__SUPPLIED DATA__.

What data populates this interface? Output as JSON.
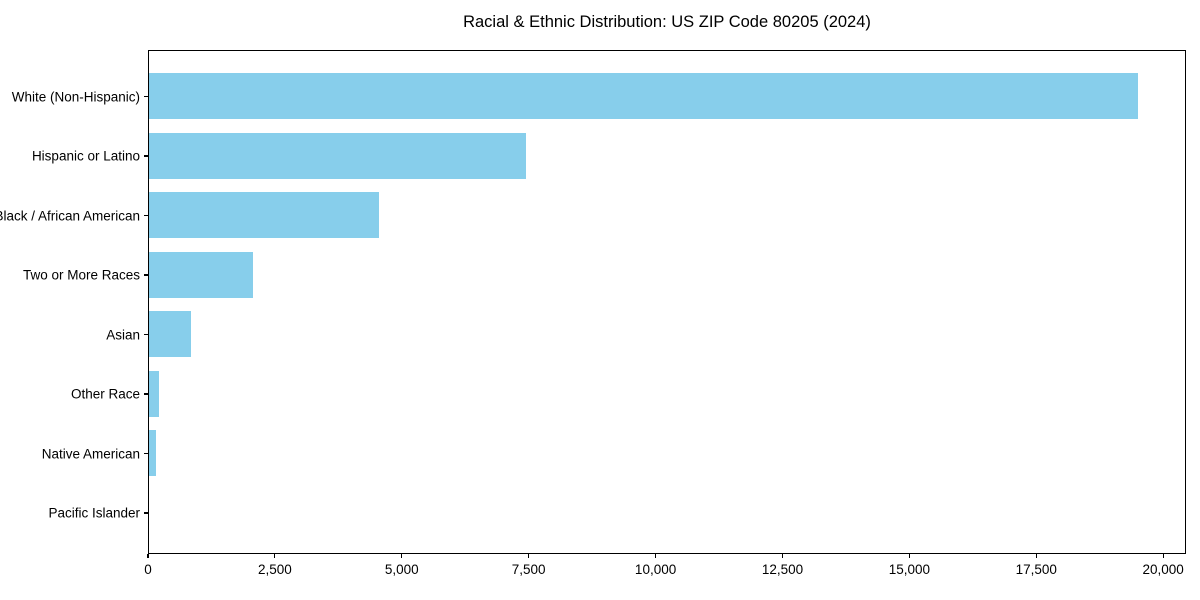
{
  "title": "Racial & Ethnic Distribution: US ZIP Code 80205 (2024)",
  "chart_data": {
    "type": "bar",
    "orientation": "horizontal",
    "title": "Racial & Ethnic Distribution: US ZIP Code 80205 (2024)",
    "categories": [
      "White (Non-Hispanic)",
      "Hispanic or Latino",
      "Black / African American",
      "Two or More Races",
      "Asian",
      "Other Race",
      "Native American",
      "Pacific Islander"
    ],
    "values": [
      19480,
      7430,
      4530,
      2050,
      830,
      190,
      140,
      0
    ],
    "xlabel": "",
    "ylabel": "",
    "xlim": [
      0,
      20450
    ],
    "x_ticks": [
      0,
      2500,
      5000,
      7500,
      10000,
      12500,
      15000,
      17500,
      20000
    ],
    "x_tick_labels": [
      "0",
      "2,500",
      "5,000",
      "7,500",
      "10,000",
      "12,500",
      "15,000",
      "17,500",
      "20,000"
    ],
    "bar_color": "#87CEEB",
    "grid": false,
    "legend": null
  }
}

__PROBLEM TO SOLVE__. Report every line containing the word "title" from the listing above.

__COMPLETE OUTPUT__.
  "title": "Racial & Ethnic Distribution: US ZIP Code 80205 (2024)",
    "title": "Racial & Ethnic Distribution: US ZIP Code 80205 (2024)",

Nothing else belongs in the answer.